**** LISTING
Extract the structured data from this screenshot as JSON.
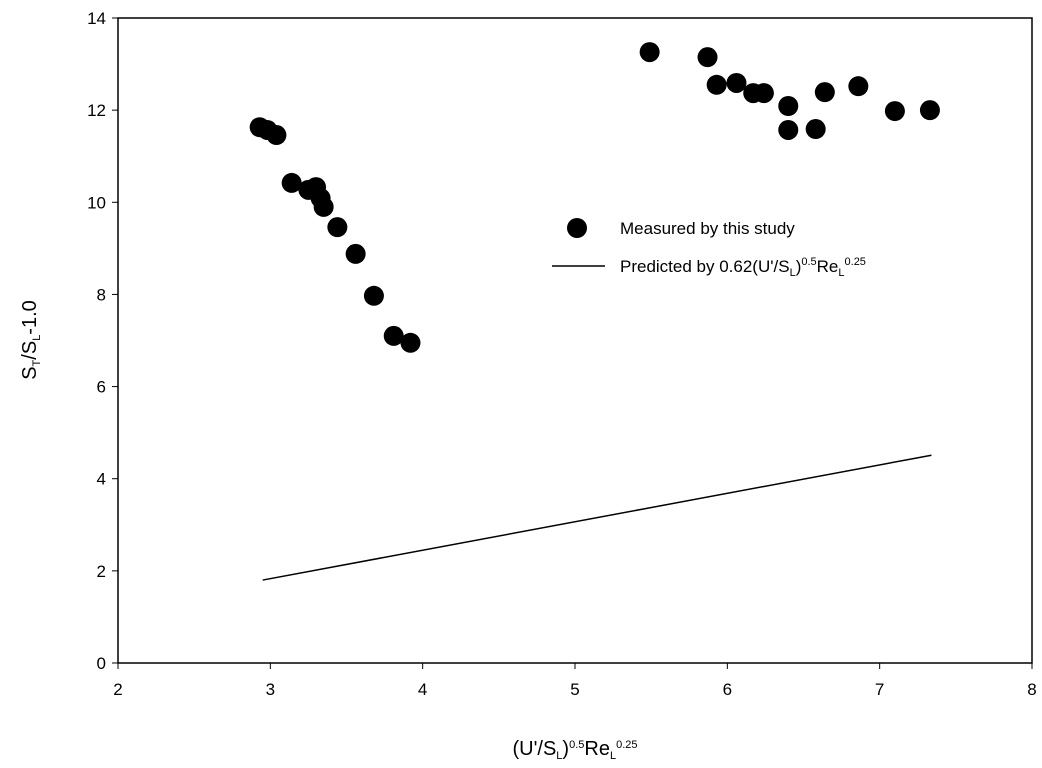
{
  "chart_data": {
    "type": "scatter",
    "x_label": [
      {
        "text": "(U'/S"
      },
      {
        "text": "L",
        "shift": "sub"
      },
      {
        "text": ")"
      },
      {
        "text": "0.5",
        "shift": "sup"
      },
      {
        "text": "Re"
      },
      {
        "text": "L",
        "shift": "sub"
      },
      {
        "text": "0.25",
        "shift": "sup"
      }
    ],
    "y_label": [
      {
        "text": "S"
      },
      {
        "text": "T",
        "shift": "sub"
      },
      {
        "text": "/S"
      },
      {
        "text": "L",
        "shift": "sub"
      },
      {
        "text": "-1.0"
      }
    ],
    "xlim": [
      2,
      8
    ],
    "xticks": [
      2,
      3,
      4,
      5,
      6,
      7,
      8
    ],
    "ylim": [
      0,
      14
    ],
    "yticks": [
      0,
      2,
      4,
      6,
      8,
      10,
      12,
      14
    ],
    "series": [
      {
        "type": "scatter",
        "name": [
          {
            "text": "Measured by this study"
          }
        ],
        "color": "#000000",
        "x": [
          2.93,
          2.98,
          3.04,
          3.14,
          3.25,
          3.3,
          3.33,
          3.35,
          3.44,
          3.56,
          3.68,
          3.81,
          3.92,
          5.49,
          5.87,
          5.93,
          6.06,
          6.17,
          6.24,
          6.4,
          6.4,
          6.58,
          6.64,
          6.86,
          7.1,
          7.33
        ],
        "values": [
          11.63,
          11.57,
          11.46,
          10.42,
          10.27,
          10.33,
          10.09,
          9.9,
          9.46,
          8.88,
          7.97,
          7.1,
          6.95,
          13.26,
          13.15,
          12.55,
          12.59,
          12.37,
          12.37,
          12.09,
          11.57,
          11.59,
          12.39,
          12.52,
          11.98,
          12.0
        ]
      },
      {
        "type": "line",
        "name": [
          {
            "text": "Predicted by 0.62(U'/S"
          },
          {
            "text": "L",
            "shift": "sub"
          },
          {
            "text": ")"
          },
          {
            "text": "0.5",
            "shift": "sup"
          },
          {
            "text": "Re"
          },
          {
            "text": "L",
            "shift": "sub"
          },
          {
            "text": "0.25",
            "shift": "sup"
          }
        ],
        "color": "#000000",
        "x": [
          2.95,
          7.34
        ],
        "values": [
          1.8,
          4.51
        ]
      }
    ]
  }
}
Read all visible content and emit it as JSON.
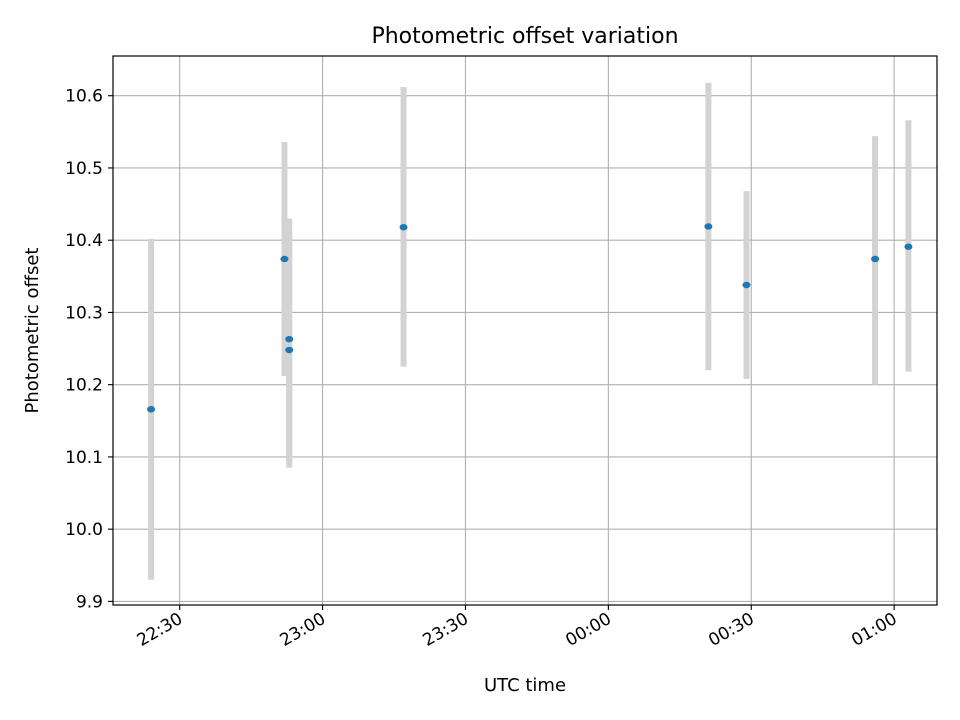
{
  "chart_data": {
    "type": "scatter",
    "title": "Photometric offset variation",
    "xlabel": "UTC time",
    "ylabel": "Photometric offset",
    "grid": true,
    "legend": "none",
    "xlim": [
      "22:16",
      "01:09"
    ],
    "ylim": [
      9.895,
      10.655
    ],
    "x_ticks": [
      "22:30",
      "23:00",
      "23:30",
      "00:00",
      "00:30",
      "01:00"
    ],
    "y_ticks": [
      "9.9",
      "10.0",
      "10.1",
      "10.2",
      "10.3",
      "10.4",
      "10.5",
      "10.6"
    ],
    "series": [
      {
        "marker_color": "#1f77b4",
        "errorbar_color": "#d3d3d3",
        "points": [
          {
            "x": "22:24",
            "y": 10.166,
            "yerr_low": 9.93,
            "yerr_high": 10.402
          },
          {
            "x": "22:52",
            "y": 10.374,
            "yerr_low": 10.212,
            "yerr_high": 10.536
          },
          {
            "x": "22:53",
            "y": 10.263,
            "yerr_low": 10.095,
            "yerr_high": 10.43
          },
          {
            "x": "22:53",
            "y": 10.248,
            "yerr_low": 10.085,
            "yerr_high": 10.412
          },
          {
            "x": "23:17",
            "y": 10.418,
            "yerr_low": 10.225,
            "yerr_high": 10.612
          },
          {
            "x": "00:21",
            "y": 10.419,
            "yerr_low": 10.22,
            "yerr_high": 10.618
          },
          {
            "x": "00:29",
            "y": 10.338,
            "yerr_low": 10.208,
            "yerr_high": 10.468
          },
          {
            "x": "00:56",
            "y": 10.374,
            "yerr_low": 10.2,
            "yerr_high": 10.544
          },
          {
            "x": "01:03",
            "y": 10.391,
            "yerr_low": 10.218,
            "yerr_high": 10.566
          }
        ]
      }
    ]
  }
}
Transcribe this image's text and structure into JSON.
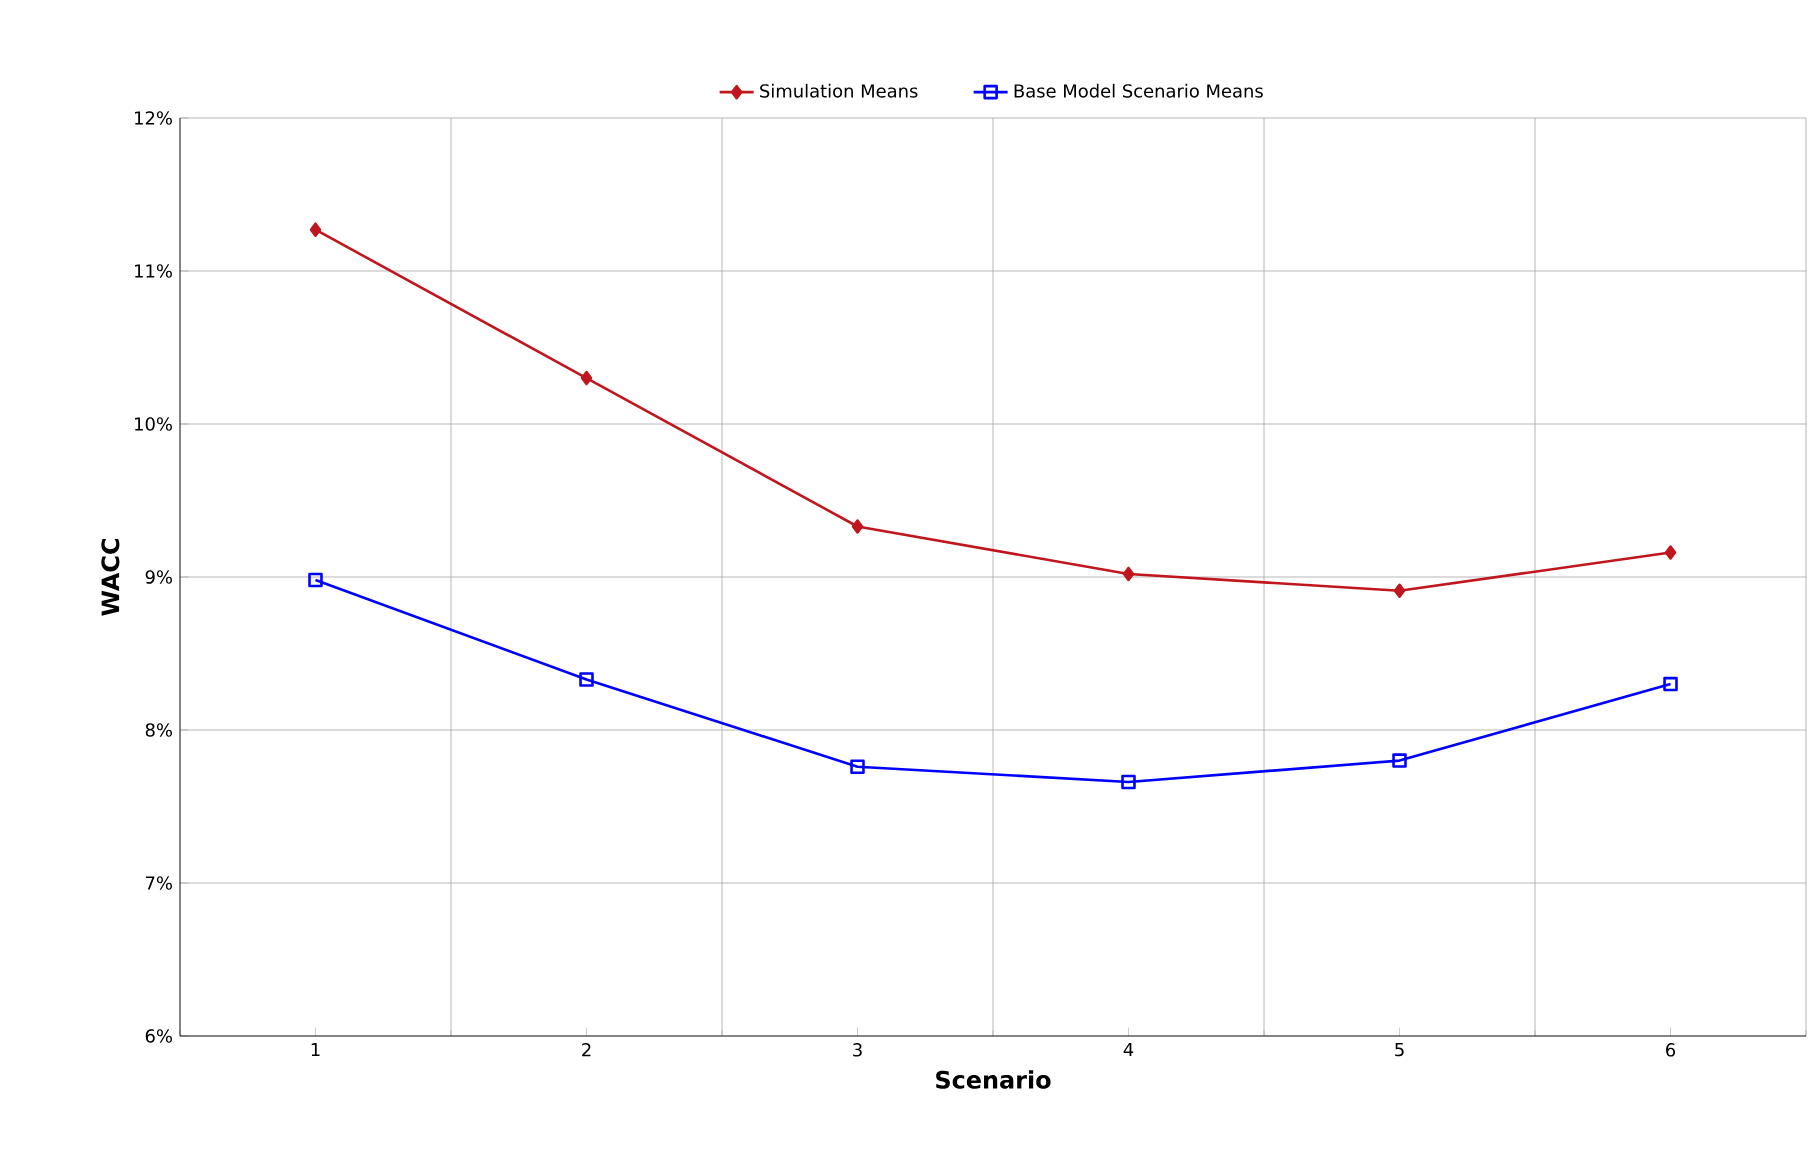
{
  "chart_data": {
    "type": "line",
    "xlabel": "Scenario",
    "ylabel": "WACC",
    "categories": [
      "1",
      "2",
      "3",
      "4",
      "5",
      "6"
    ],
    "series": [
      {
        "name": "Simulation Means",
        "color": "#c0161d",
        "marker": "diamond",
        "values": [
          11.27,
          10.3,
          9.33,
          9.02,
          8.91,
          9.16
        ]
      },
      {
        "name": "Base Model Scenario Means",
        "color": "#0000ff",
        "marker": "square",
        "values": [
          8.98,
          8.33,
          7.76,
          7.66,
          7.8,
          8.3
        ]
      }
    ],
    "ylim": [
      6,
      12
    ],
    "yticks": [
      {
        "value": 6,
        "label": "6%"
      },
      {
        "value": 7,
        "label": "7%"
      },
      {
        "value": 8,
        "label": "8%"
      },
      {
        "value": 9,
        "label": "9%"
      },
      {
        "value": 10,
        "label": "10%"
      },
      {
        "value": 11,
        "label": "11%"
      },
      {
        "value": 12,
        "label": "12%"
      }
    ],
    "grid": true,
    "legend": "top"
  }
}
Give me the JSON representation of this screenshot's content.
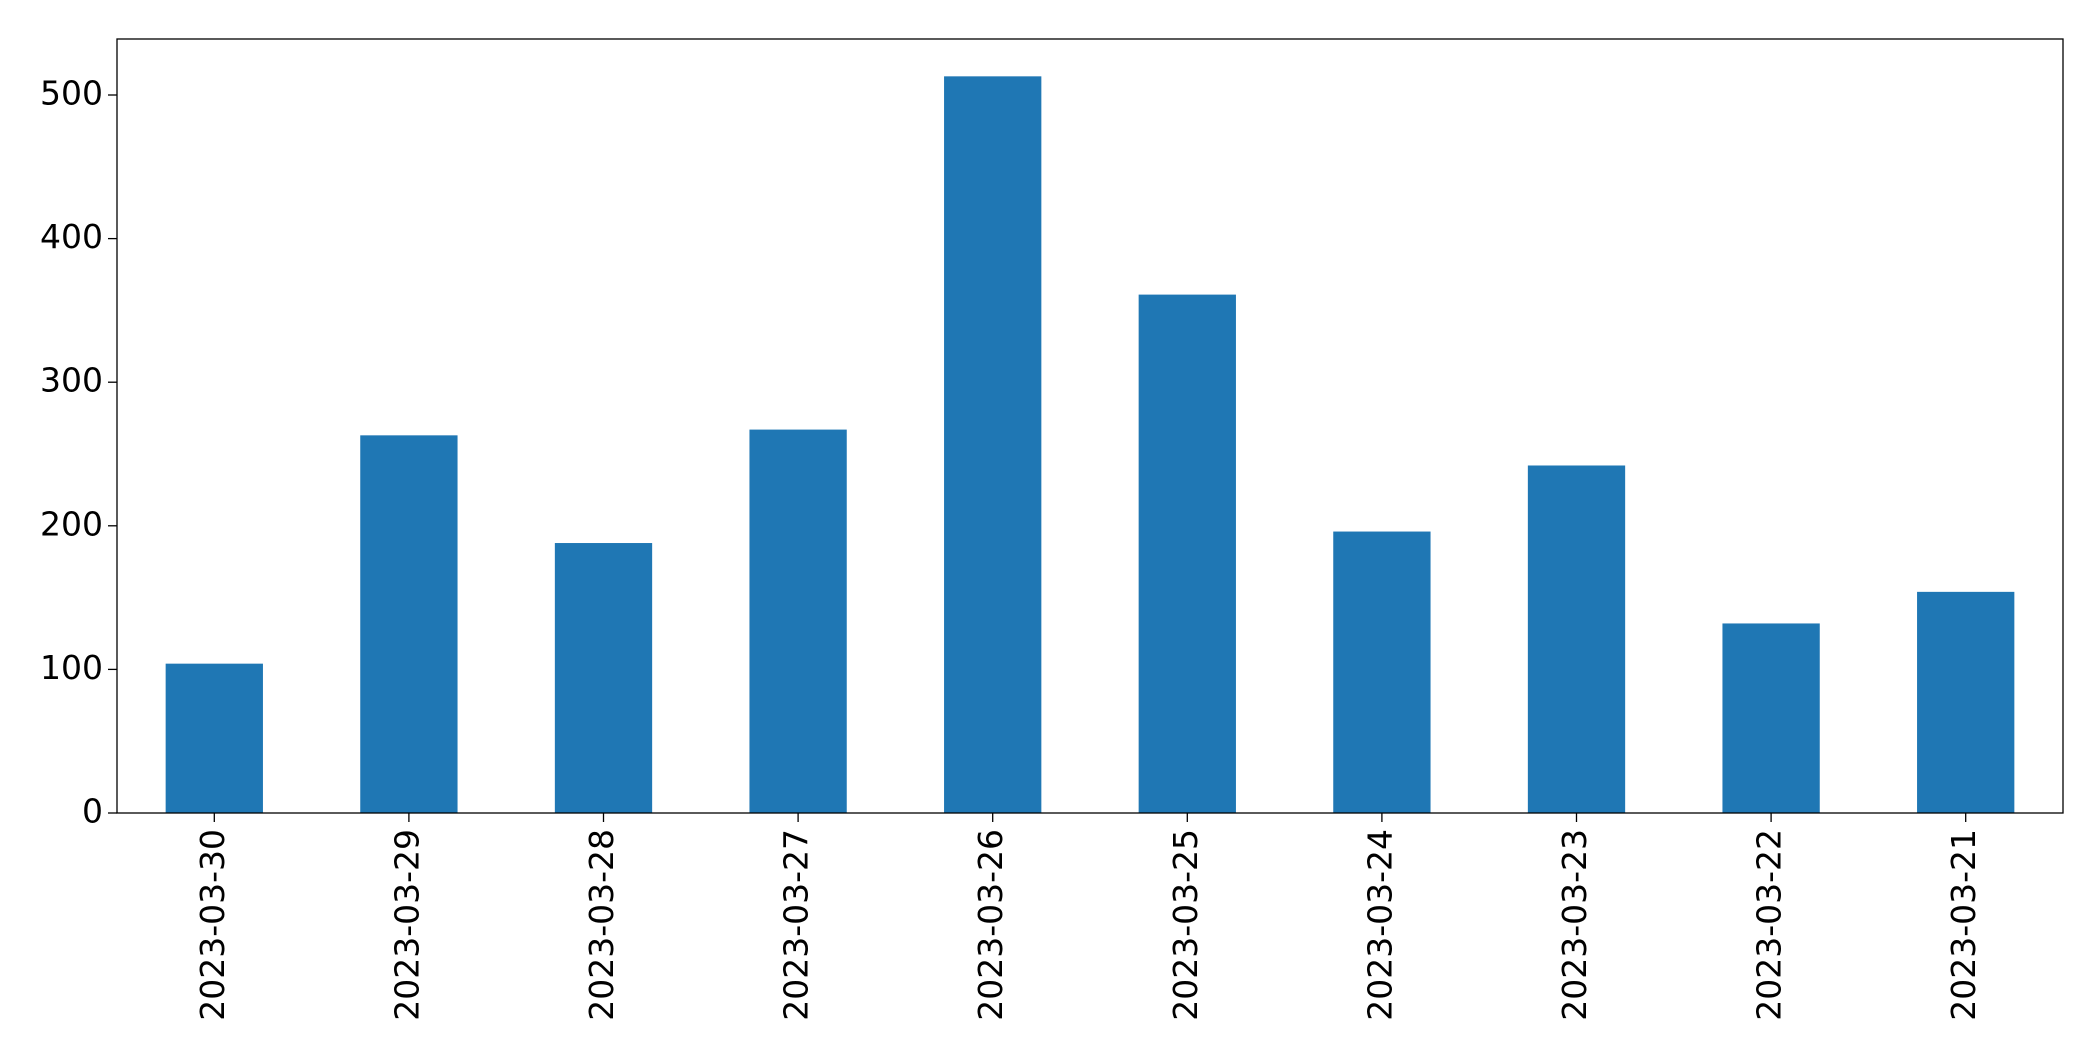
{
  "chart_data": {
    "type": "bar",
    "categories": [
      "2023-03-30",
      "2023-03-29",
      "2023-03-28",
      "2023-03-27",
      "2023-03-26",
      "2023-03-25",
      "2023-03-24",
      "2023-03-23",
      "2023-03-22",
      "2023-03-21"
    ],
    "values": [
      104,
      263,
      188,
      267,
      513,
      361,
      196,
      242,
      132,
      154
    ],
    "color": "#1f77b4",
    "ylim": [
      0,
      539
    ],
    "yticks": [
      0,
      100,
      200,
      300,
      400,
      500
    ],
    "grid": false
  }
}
********
OBJECTIVE » Scan the material above. Extract every line in which the word "this" occurs.

RIGHT ANSWER »
Extract the structured data from this screenshot as JSON.
            "text": "Measured by this study"
Transcribe this image's text and structure into JSON.
Give me the JSON representation of this screenshot's content.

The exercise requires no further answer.